╔══
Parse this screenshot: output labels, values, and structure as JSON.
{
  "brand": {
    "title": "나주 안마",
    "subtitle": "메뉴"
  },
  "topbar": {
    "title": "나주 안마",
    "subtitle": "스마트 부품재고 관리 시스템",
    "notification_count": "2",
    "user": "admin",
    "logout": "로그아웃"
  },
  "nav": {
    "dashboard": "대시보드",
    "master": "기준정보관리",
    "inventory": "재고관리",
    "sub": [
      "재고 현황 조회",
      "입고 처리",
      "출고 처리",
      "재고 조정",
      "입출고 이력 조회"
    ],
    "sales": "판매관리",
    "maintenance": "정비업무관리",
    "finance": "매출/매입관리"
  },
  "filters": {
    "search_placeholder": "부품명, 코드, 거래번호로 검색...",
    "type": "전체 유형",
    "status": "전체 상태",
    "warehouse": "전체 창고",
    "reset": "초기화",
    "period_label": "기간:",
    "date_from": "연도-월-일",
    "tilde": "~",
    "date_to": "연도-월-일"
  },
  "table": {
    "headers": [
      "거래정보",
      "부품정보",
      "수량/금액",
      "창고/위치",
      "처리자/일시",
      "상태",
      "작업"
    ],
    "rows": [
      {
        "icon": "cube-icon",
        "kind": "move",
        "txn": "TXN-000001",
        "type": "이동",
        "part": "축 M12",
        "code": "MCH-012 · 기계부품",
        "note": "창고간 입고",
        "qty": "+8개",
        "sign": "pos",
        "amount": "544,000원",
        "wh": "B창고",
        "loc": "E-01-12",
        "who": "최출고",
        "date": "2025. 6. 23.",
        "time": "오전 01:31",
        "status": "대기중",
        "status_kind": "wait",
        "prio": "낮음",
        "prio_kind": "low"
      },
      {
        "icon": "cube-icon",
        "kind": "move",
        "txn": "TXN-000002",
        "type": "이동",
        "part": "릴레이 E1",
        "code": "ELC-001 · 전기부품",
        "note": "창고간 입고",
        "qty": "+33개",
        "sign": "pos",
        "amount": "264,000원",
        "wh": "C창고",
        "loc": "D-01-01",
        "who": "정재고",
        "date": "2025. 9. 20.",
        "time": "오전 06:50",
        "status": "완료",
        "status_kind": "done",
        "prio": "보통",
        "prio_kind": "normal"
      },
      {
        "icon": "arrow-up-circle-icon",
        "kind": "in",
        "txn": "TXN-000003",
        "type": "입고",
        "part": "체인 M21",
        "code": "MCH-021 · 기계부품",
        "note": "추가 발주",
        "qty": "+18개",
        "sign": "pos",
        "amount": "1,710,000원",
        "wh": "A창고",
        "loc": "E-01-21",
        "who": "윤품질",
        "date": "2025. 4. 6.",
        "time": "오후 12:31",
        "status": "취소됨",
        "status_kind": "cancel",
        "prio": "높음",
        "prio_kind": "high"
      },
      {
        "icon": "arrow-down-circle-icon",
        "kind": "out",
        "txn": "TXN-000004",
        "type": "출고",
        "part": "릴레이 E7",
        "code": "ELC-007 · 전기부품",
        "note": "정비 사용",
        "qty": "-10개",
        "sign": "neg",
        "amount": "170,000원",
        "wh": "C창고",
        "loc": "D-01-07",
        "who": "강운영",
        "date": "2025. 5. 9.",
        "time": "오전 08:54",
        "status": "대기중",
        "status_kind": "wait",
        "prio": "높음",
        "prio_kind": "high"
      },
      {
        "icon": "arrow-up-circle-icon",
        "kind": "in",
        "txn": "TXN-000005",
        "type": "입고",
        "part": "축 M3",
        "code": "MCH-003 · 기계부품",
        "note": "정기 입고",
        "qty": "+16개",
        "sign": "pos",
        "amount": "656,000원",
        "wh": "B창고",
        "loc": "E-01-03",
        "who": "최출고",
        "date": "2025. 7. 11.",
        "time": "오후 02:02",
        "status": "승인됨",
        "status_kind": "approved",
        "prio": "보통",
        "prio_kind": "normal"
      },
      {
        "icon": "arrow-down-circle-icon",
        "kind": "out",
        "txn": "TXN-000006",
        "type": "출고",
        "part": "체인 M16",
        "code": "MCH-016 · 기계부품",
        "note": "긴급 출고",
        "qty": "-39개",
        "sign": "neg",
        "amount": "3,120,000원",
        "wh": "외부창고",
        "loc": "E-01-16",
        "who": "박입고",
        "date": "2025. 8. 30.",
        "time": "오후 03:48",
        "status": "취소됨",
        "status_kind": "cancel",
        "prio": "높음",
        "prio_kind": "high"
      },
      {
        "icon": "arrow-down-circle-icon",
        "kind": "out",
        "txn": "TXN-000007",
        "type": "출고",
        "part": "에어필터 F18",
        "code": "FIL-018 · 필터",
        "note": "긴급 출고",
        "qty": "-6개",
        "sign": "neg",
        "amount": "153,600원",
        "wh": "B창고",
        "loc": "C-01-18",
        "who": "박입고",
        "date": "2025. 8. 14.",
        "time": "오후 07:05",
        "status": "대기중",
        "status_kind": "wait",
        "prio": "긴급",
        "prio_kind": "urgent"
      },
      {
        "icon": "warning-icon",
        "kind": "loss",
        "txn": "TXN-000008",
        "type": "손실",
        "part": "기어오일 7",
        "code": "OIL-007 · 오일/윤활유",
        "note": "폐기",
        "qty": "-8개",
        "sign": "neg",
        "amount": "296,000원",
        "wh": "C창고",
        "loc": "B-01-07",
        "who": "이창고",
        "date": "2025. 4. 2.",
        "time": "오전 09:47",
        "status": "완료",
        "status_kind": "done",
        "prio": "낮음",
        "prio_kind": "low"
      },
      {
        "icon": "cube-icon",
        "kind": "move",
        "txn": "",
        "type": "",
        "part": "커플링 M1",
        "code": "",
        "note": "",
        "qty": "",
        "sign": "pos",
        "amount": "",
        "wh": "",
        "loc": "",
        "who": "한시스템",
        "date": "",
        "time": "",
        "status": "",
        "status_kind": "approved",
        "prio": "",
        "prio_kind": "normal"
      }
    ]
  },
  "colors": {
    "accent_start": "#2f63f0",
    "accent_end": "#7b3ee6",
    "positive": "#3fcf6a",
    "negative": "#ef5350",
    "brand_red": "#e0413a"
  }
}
╚══
Problem description:
Please return the data above exactly as given.

Full response:
Parse this screenshot: output labels, values, and structure as JSON.
{
  "brand": {
    "title": "나주 안마",
    "subtitle": "메뉴"
  },
  "topbar": {
    "title": "나주 안마",
    "subtitle": "스마트 부품재고 관리 시스템",
    "notification_count": "2",
    "user": "admin",
    "logout": "로그아웃"
  },
  "nav": {
    "dashboard": "대시보드",
    "master": "기준정보관리",
    "inventory": "재고관리",
    "sub": [
      "재고 현황 조회",
      "입고 처리",
      "출고 처리",
      "재고 조정",
      "입출고 이력 조회"
    ],
    "sales": "판매관리",
    "maintenance": "정비업무관리",
    "finance": "매출/매입관리"
  },
  "filters": {
    "search_placeholder": "부품명, 코드, 거래번호로 검색...",
    "type": "전체 유형",
    "status": "전체 상태",
    "warehouse": "전체 창고",
    "reset": "초기화",
    "period_label": "기간:",
    "date_from": "연도-월-일",
    "tilde": "~",
    "date_to": "연도-월-일"
  },
  "table": {
    "headers": [
      "거래정보",
      "부품정보",
      "수량/금액",
      "창고/위치",
      "처리자/일시",
      "상태",
      "작업"
    ],
    "rows": [
      {
        "icon": "cube-icon",
        "kind": "move",
        "txn": "TXN-000001",
        "type": "이동",
        "part": "축 M12",
        "code": "MCH-012 · 기계부품",
        "note": "창고간 입고",
        "qty": "+8개",
        "sign": "pos",
        "amount": "544,000원",
        "wh": "B창고",
        "loc": "E-01-12",
        "who": "최출고",
        "date": "2025. 6. 23.",
        "time": "오전 01:31",
        "status": "대기중",
        "status_kind": "wait",
        "prio": "낮음",
        "prio_kind": "low"
      },
      {
        "icon": "cube-icon",
        "kind": "move",
        "txn": "TXN-000002",
        "type": "이동",
        "part": "릴레이 E1",
        "code": "ELC-001 · 전기부품",
        "note": "창고간 입고",
        "qty": "+33개",
        "sign": "pos",
        "amount": "264,000원",
        "wh": "C창고",
        "loc": "D-01-01",
        "who": "정재고",
        "date": "2025. 9. 20.",
        "time": "오전 06:50",
        "status": "완료",
        "status_kind": "done",
        "prio": "보통",
        "prio_kind": "normal"
      },
      {
        "icon": "arrow-up-circle-icon",
        "kind": "in",
        "txn": "TXN-000003",
        "type": "입고",
        "part": "체인 M21",
        "code": "MCH-021 · 기계부품",
        "note": "추가 발주",
        "qty": "+18개",
        "sign": "pos",
        "amount": "1,710,000원",
        "wh": "A창고",
        "loc": "E-01-21",
        "who": "윤품질",
        "date": "2025. 4. 6.",
        "time": "오후 12:31",
        "status": "취소됨",
        "status_kind": "cancel",
        "prio": "높음",
        "prio_kind": "high"
      },
      {
        "icon": "arrow-down-circle-icon",
        "kind": "out",
        "txn": "TXN-000004",
        "type": "출고",
        "part": "릴레이 E7",
        "code": "ELC-007 · 전기부품",
        "note": "정비 사용",
        "qty": "-10개",
        "sign": "neg",
        "amount": "170,000원",
        "wh": "C창고",
        "loc": "D-01-07",
        "who": "강운영",
        "date": "2025. 5. 9.",
        "time": "오전 08:54",
        "status": "대기중",
        "status_kind": "wait",
        "prio": "높음",
        "prio_kind": "high"
      },
      {
        "icon": "arrow-up-circle-icon",
        "kind": "in",
        "txn": "TXN-000005",
        "type": "입고",
        "part": "축 M3",
        "code": "MCH-003 · 기계부품",
        "note": "정기 입고",
        "qty": "+16개",
        "sign": "pos",
        "amount": "656,000원",
        "wh": "B창고",
        "loc": "E-01-03",
        "who": "최출고",
        "date": "2025. 7. 11.",
        "time": "오후 02:02",
        "status": "승인됨",
        "status_kind": "approved",
        "prio": "보통",
        "prio_kind": "normal"
      },
      {
        "icon": "arrow-down-circle-icon",
        "kind": "out",
        "txn": "TXN-000006",
        "type": "출고",
        "part": "체인 M16",
        "code": "MCH-016 · 기계부품",
        "note": "긴급 출고",
        "qty": "-39개",
        "sign": "neg",
        "amount": "3,120,000원",
        "wh": "외부창고",
        "loc": "E-01-16",
        "who": "박입고",
        "date": "2025. 8. 30.",
        "time": "오후 03:48",
        "status": "취소됨",
        "status_kind": "cancel",
        "prio": "높음",
        "prio_kind": "high"
      },
      {
        "icon": "arrow-down-circle-icon",
        "kind": "out",
        "txn": "TXN-000007",
        "type": "출고",
        "part": "에어필터 F18",
        "code": "FIL-018 · 필터",
        "note": "긴급 출고",
        "qty": "-6개",
        "sign": "neg",
        "amount": "153,600원",
        "wh": "B창고",
        "loc": "C-01-18",
        "who": "박입고",
        "date": "2025. 8. 14.",
        "time": "오후 07:05",
        "status": "대기중",
        "status_kind": "wait",
        "prio": "긴급",
        "prio_kind": "urgent"
      },
      {
        "icon": "warning-icon",
        "kind": "loss",
        "txn": "TXN-000008",
        "type": "손실",
        "part": "기어오일 7",
        "code": "OIL-007 · 오일/윤활유",
        "note": "폐기",
        "qty": "-8개",
        "sign": "neg",
        "amount": "296,000원",
        "wh": "C창고",
        "loc": "B-01-07",
        "who": "이창고",
        "date": "2025. 4. 2.",
        "time": "오전 09:47",
        "status": "완료",
        "status_kind": "done",
        "prio": "낮음",
        "prio_kind": "low"
      },
      {
        "icon": "cube-icon",
        "kind": "move",
        "txn": "",
        "type": "",
        "part": "커플링 M1",
        "code": "",
        "note": "",
        "qty": "",
        "sign": "pos",
        "amount": "",
        "wh": "",
        "loc": "",
        "who": "한시스템",
        "date": "",
        "time": "",
        "status": "",
        "status_kind": "approved",
        "prio": "",
        "prio_kind": "normal"
      }
    ]
  },
  "colors": {
    "accent_start": "#2f63f0",
    "accent_end": "#7b3ee6",
    "positive": "#3fcf6a",
    "negative": "#ef5350",
    "brand_red": "#e0413a"
  }
}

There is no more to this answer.